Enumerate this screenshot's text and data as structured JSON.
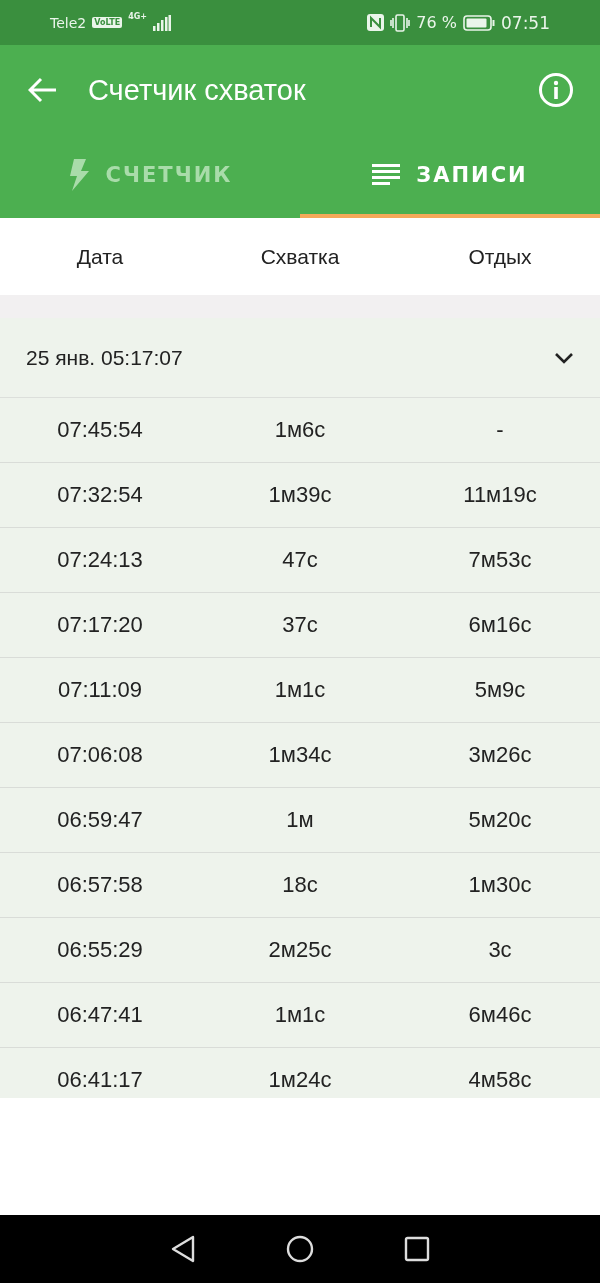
{
  "status_bar": {
    "carrier": "Tele2",
    "volte": "VoLTE",
    "network": "4G+",
    "battery": "76 %",
    "time": "07:51"
  },
  "app_bar": {
    "title": "Счетчик схваток"
  },
  "tabs": [
    {
      "label": "СЧЕТЧИК",
      "kind": "counter",
      "selected": false
    },
    {
      "label": "ЗАПИСИ",
      "kind": "records",
      "selected": true
    }
  ],
  "table": {
    "columns": [
      "Дата",
      "Схватка",
      "Отдых"
    ],
    "groups": [
      {
        "title": "25 янв. 05:17:07",
        "expanded": true,
        "rows": [
          [
            "07:45:54",
            "1м6с",
            "-"
          ],
          [
            "07:32:54",
            "1м39с",
            "11м19с"
          ],
          [
            "07:24:13",
            "47с",
            "7м53с"
          ],
          [
            "07:17:20",
            "37с",
            "6м16с"
          ],
          [
            "07:11:09",
            "1м1с",
            "5м9с"
          ],
          [
            "07:06:08",
            "1м34с",
            "3м26с"
          ],
          [
            "06:59:47",
            "1м",
            "5м20с"
          ],
          [
            "06:57:58",
            "18с",
            "1м30с"
          ],
          [
            "06:55:29",
            "2м25с",
            "3с"
          ],
          [
            "06:47:41",
            "1м1с",
            "6м46с"
          ],
          [
            "06:41:17",
            "1м24с",
            "4м58с"
          ]
        ]
      }
    ]
  }
}
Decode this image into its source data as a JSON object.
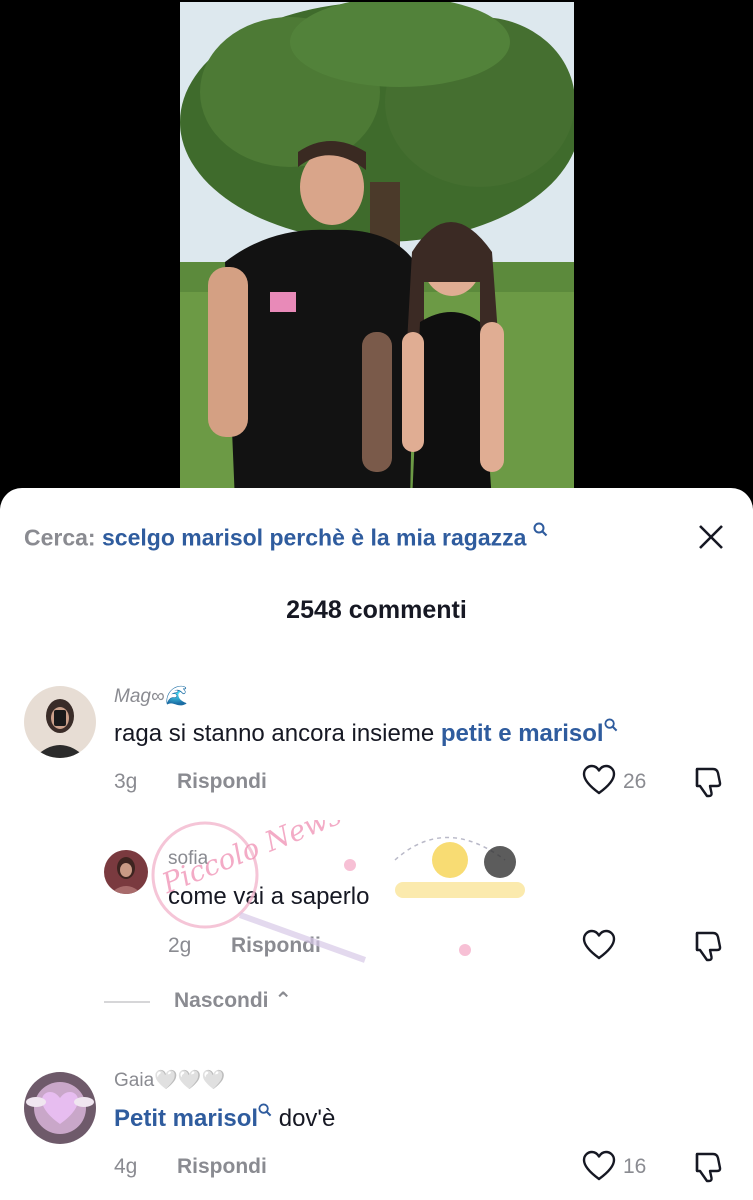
{
  "search": {
    "prefix": "Cerca:",
    "query": "scelgo marisol perchè è la mia ragazza",
    "icon": "search-icon"
  },
  "close": {
    "icon": "close-icon"
  },
  "comments_header": {
    "count_label": "2548 commenti"
  },
  "comments": [
    {
      "username": "Mag∞🌊",
      "text_before": "raga si stanno ancora insieme ",
      "tag": "petit e marisol",
      "time": "3g",
      "reply_label": "Rispondi",
      "likes": "26"
    },
    {
      "username": "sofia",
      "text": "come vai a saperlo",
      "time": "2g",
      "reply_label": "Rispondi",
      "likes": ""
    },
    {
      "username": "Gaia🤍🤍🤍",
      "tag": "Petit marisol",
      "text_after": " dov'è",
      "time": "4g",
      "reply_label": "Rispondi",
      "likes": "16"
    }
  ],
  "replies_toggle": {
    "label": "Nascondi ⌃"
  },
  "watermark": {
    "text": "Piccolo News"
  },
  "colors": {
    "accent": "#2f5c9e",
    "muted": "#8a8b91",
    "text": "#161823"
  }
}
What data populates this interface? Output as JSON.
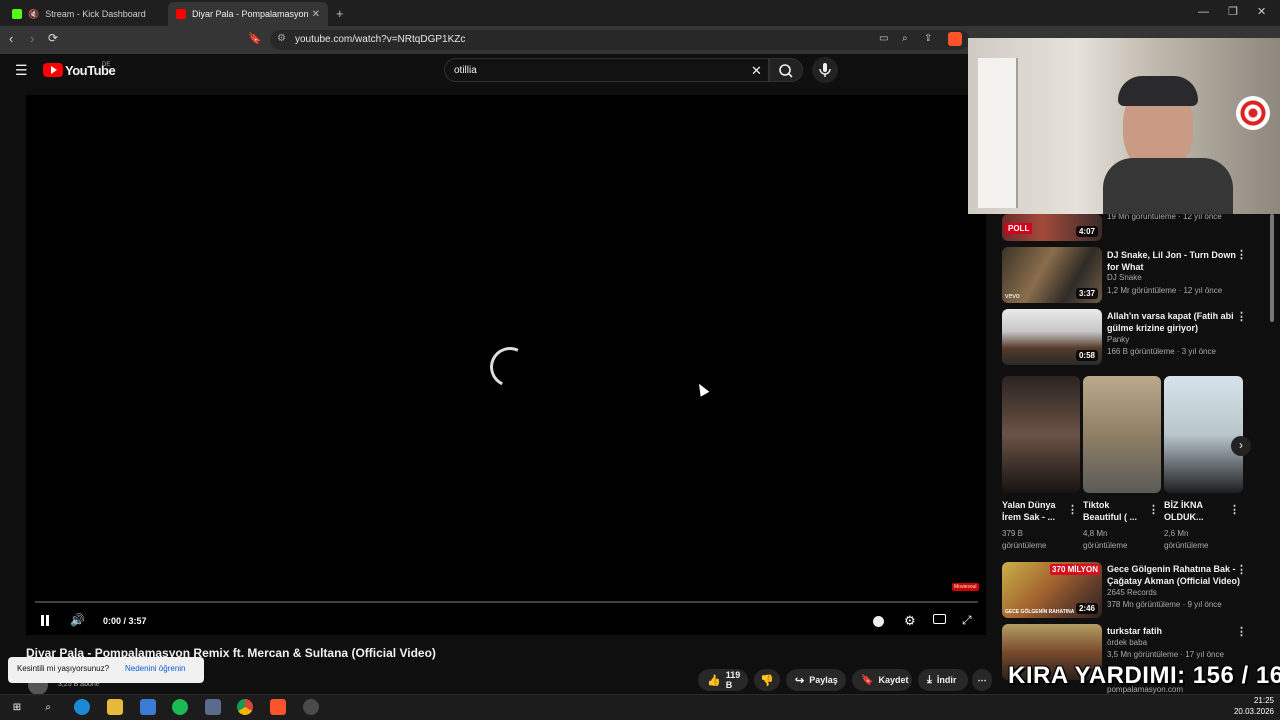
{
  "browser": {
    "tabs": [
      {
        "title": "Stream - Kick Dashboard"
      },
      {
        "title": "Diyar Pala - Pompalamasyon Rem"
      }
    ],
    "url": "youtube.com/watch?v=NRtqDGP1KZc"
  },
  "youtube": {
    "logo_text": "YouTube",
    "region": "DE",
    "search_value": "otillia"
  },
  "player": {
    "time": "0:00 / 3:57",
    "watermark": "Moviesoul"
  },
  "video": {
    "title": "Diyar Pala - Pompalamasyon Remix ft. Mercan & Sultana (Official Video)",
    "subscribers": "3,25 B abone",
    "likes": "119 B",
    "share_label": "Paylaş",
    "save_label": "Kaydet",
    "download_label": "İndir"
  },
  "toast": {
    "question": "Kesintili mi yaşıyorsunuz?",
    "link": "Nedenini öğrenin"
  },
  "sidebar": {
    "top_meta": "19 Mn görüntüleme · 12 yıl önce",
    "top_duration": "4:07",
    "videos": [
      {
        "title_l1": "DJ Snake, Lil Jon - Turn Down",
        "title_l2": "for What",
        "channel": "DJ Snake",
        "meta": "1,2 Mr görüntüleme · 12 yıl önce",
        "duration": "3:37"
      },
      {
        "title_l1": "Allah'ın varsa kapat (Fatih abi",
        "title_l2": "gülme krizine giriyor)",
        "channel": "Panky",
        "meta": "166 B görüntüleme · 3 yıl önce",
        "duration": "0:58"
      }
    ],
    "shorts": [
      {
        "title_l1": "Yalan Dünya",
        "title_l2": "İrem Sak - ...",
        "views_l1": "379 B",
        "views_l2": "görüntüleme"
      },
      {
        "title_l1": "Tiktok",
        "title_l2": "Beautiful ( ...",
        "views_l1": "4,8 Mn",
        "views_l2": "görüntüleme"
      },
      {
        "title_l1": "BİZ İKNA",
        "title_l2": "OLDUK...",
        "views_l1": "2,6 Mn",
        "views_l2": "görüntüleme"
      }
    ],
    "videos2": [
      {
        "title_l1": "Gece Gölgenin Rahatına Bak -",
        "title_l2": "Çağatay Akman (Official Video)",
        "channel": "2645 Records",
        "meta": "378 Mn görüntüleme · 9 yıl önce",
        "duration": "2:46",
        "badge": "370 MİLYON",
        "thumb_caption": "GECE GÖLGENİN RAHATINA"
      },
      {
        "title_l1": "turkstar fatih",
        "title_l2": "",
        "channel": "ördek baba",
        "meta": "3,5 Mn görüntüleme · 17 yıl önce",
        "duration": ""
      }
    ],
    "cut_off_meta": "pompalamasyon.com"
  },
  "overlay": {
    "kira_text": "KIRA YARDIMI: 156 / 160"
  },
  "taskbar": {
    "time": "21:25",
    "date": "20.03.2026"
  },
  "colors": {
    "youtube_red": "#ff0000",
    "link_blue": "#3ea6ff",
    "kick_green": "#53fc18"
  }
}
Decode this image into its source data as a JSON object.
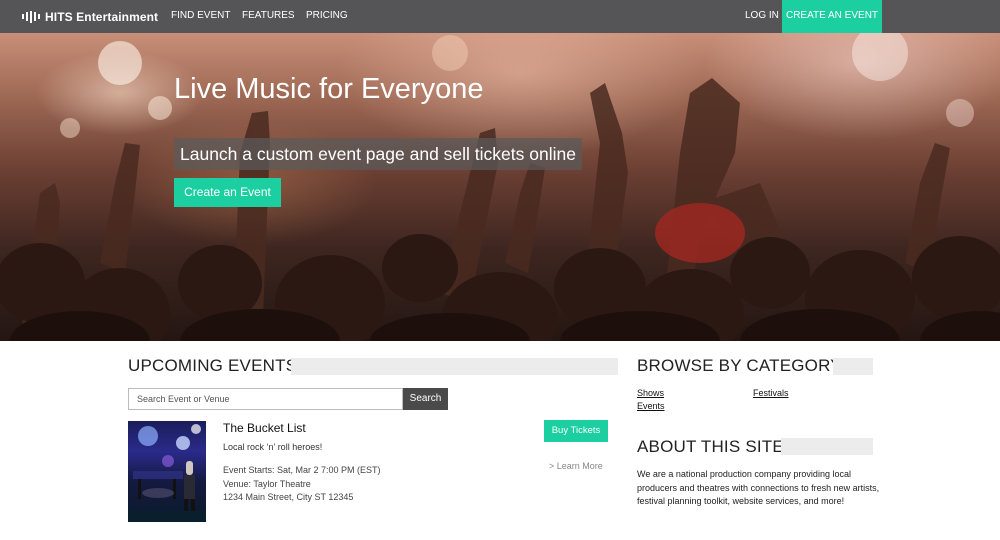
☆ ☆ ☆ ☆
# [Objective]
Gather each line from the entries above that includes the word "this".

# [Expected output]
Enumerate this screenshot's text and data as structured JSON.
Decode this image into its source data as a JSON object.
What data populates this interface? Output as JSON.
Decode this image into its source data as a JSON object.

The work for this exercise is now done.